The data below should be printed in full, exactly, and without any of its images.

* **Stored dataset items**

• • • •

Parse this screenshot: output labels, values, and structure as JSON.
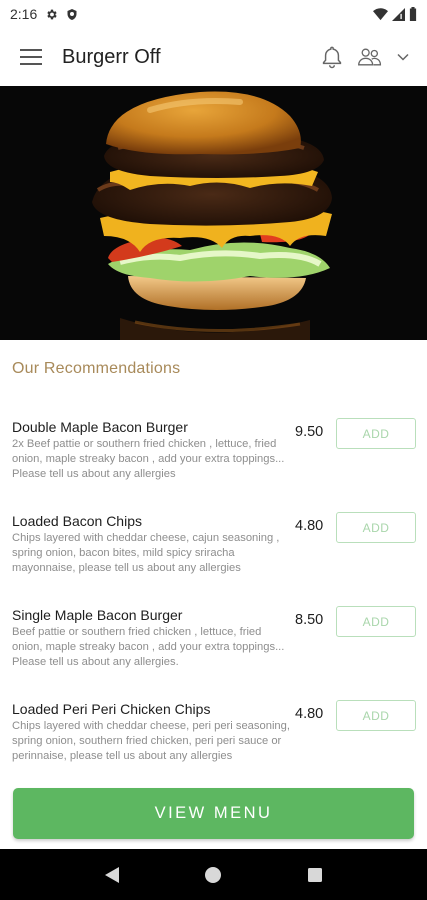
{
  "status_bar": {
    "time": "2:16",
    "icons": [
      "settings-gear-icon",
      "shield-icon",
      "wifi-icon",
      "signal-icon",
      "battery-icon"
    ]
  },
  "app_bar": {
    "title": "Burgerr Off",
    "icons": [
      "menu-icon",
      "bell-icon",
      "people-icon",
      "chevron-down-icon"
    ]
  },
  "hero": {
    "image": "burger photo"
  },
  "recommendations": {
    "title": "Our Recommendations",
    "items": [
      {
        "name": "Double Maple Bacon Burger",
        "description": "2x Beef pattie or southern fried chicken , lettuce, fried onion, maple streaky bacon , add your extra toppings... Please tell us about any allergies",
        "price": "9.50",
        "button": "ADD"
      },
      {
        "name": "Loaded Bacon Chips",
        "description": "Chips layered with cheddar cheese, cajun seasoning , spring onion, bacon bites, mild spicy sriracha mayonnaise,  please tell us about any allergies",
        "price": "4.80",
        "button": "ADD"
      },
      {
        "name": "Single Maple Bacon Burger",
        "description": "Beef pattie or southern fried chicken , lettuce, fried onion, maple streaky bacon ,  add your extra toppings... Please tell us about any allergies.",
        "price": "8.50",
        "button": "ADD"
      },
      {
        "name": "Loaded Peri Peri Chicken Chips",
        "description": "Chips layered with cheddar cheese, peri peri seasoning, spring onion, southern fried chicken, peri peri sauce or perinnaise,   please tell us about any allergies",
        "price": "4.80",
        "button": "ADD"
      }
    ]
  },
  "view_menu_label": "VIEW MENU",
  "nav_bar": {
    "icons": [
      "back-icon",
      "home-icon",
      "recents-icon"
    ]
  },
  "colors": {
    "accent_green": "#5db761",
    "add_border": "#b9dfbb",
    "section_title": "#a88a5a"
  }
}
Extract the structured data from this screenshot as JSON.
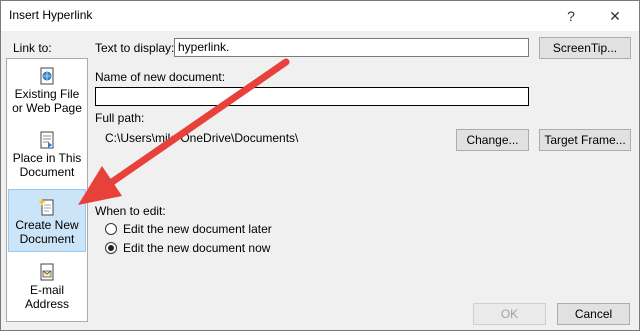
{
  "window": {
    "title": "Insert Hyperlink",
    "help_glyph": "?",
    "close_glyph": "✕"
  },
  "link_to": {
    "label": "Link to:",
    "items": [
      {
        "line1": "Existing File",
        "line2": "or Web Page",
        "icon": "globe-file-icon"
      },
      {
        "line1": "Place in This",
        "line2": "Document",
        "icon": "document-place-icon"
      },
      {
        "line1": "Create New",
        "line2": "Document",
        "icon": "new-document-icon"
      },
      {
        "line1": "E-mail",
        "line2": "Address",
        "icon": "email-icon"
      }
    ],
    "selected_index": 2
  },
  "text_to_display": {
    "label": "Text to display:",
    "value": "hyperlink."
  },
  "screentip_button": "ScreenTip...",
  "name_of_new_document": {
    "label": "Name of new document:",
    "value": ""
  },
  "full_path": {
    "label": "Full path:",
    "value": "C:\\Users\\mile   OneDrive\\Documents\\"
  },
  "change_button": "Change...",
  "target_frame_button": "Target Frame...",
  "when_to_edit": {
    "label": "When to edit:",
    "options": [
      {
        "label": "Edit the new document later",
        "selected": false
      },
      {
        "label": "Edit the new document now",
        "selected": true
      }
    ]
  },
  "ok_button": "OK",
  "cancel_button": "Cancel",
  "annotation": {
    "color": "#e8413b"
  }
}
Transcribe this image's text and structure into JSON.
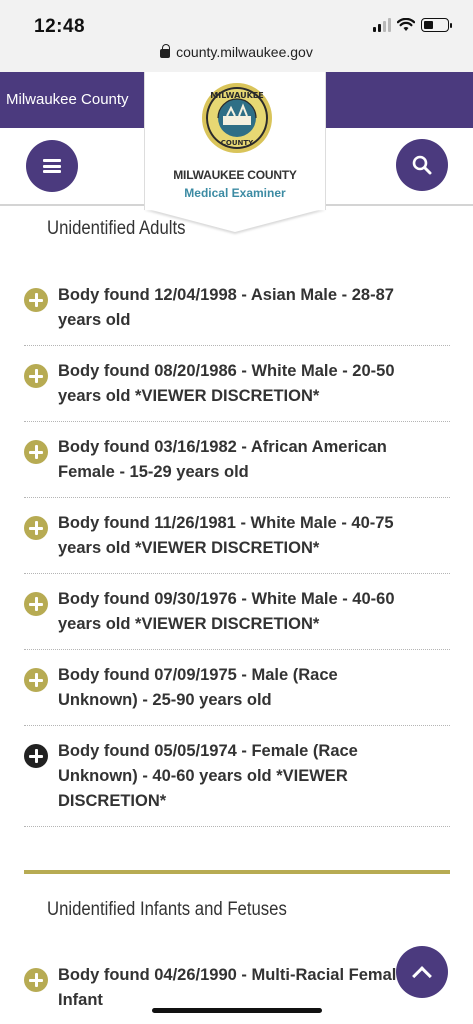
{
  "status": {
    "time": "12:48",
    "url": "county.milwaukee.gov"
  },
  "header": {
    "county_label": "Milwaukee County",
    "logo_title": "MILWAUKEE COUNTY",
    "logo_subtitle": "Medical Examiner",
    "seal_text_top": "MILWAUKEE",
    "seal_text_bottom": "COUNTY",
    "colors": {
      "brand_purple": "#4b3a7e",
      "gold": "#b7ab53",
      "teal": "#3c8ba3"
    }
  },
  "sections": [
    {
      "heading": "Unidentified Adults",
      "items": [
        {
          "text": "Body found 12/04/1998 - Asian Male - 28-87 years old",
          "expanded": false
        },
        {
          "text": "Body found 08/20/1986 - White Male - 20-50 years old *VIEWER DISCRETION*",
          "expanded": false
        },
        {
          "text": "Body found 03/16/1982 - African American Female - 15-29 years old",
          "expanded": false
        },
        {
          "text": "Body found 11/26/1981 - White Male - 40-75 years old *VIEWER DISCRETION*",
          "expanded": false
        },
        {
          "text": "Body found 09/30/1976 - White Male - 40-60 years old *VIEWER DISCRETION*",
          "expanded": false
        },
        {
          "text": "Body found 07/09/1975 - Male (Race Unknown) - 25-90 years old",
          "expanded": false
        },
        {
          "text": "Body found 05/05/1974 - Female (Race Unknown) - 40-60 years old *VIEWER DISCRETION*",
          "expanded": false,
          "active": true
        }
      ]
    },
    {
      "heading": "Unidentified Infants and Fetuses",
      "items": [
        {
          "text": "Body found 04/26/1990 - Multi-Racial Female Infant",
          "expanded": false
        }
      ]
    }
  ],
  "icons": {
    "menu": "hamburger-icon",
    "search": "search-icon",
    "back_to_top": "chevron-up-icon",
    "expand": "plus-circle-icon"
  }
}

• • • •

* **Solved exercise**
Parse this screenshot: output labels, values, and structure as JSON.
{
  "status_bar": {
    "time": "2:16",
    "icons": [
      "settings-gear-icon",
      "shield-icon",
      "wifi-icon",
      "signal-icon",
      "battery-icon"
    ]
  },
  "app_bar": {
    "title": "Burgerr Off",
    "icons": [
      "menu-icon",
      "bell-icon",
      "people-icon",
      "chevron-down-icon"
    ]
  },
  "hero": {
    "image": "burger photo"
  },
  "recommendations": {
    "title": "Our Recommendations",
    "items": [
      {
        "name": "Double Maple Bacon Burger",
        "description": "2x Beef pattie or southern fried chicken , lettuce, fried onion, maple streaky bacon , add your extra toppings... Please tell us about any allergies",
        "price": "9.50",
        "button": "ADD"
      },
      {
        "name": "Loaded Bacon Chips",
        "description": "Chips layered with cheddar cheese, cajun seasoning , spring onion, bacon bites, mild spicy sriracha mayonnaise,  please tell us about any allergies",
        "price": "4.80",
        "button": "ADD"
      },
      {
        "name": "Single Maple Bacon Burger",
        "description": "Beef pattie or southern fried chicken , lettuce, fried onion, maple streaky bacon ,  add your extra toppings... Please tell us about any allergies.",
        "price": "8.50",
        "button": "ADD"
      },
      {
        "name": "Loaded Peri Peri Chicken Chips",
        "description": "Chips layered with cheddar cheese, peri peri seasoning, spring onion, southern fried chicken, peri peri sauce or perinnaise,   please tell us about any allergies",
        "price": "4.80",
        "button": "ADD"
      }
    ]
  },
  "view_menu_label": "VIEW MENU",
  "nav_bar": {
    "icons": [
      "back-icon",
      "home-icon",
      "recents-icon"
    ]
  },
  "colors": {
    "accent_green": "#5db761",
    "add_border": "#b9dfbb",
    "section_title": "#a88a5a"
  }
}
Extract the structured data from this screenshot as JSON.
{
  "window": {
    "title": "Insert Hyperlink",
    "help_glyph": "?",
    "close_glyph": "✕"
  },
  "link_to": {
    "label": "Link to:",
    "items": [
      {
        "line1": "Existing File",
        "line2": "or Web Page",
        "icon": "globe-file-icon"
      },
      {
        "line1": "Place in This",
        "line2": "Document",
        "icon": "document-place-icon"
      },
      {
        "line1": "Create New",
        "line2": "Document",
        "icon": "new-document-icon"
      },
      {
        "line1": "E-mail",
        "line2": "Address",
        "icon": "email-icon"
      }
    ],
    "selected_index": 2
  },
  "text_to_display": {
    "label": "Text to display:",
    "value": "hyperlink."
  },
  "screentip_button": "ScreenTip...",
  "name_of_new_document": {
    "label": "Name of new document:",
    "value": ""
  },
  "full_path": {
    "label": "Full path:",
    "value": "C:\\Users\\mile   OneDrive\\Documents\\"
  },
  "change_button": "Change...",
  "target_frame_button": "Target Frame...",
  "when_to_edit": {
    "label": "When to edit:",
    "options": [
      {
        "label": "Edit the new document later",
        "selected": false
      },
      {
        "label": "Edit the new document now",
        "selected": true
      }
    ]
  },
  "ok_button": "OK",
  "cancel_button": "Cancel",
  "annotation": {
    "color": "#e8413b"
  }
}
Transcribe this image's text and structure into JSON.
{
  "status": {
    "time": "12:48",
    "url": "county.milwaukee.gov"
  },
  "header": {
    "county_label": "Milwaukee County",
    "logo_title": "MILWAUKEE COUNTY",
    "logo_subtitle": "Medical Examiner",
    "seal_text_top": "MILWAUKEE",
    "seal_text_bottom": "COUNTY",
    "colors": {
      "brand_purple": "#4b3a7e",
      "gold": "#b7ab53",
      "teal": "#3c8ba3"
    }
  },
  "sections": [
    {
      "heading": "Unidentified Adults",
      "items": [
        {
          "text": "Body found 12/04/1998 - Asian Male - 28-87 years old",
          "expanded": false
        },
        {
          "text": "Body found 08/20/1986 - White Male - 20-50 years old *VIEWER DISCRETION*",
          "expanded": false
        },
        {
          "text": "Body found 03/16/1982 - African American Female - 15-29 years old",
          "expanded": false
        },
        {
          "text": "Body found 11/26/1981 - White Male - 40-75 years old *VIEWER DISCRETION*",
          "expanded": false
        },
        {
          "text": "Body found 09/30/1976 - White Male - 40-60 years old *VIEWER DISCRETION*",
          "expanded": false
        },
        {
          "text": "Body found 07/09/1975 - Male (Race Unknown) - 25-90 years old",
          "expanded": false
        },
        {
          "text": "Body found 05/05/1974 - Female (Race Unknown) - 40-60 years old *VIEWER DISCRETION*",
          "expanded": false,
          "active": true
        }
      ]
    },
    {
      "heading": "Unidentified Infants and Fetuses",
      "items": [
        {
          "text": "Body found 04/26/1990 - Multi-Racial Female Infant",
          "expanded": false
        }
      ]
    }
  ],
  "icons": {
    "menu": "hamburger-icon",
    "search": "search-icon",
    "back_to_top": "chevron-up-icon",
    "expand": "plus-circle-icon"
  }
}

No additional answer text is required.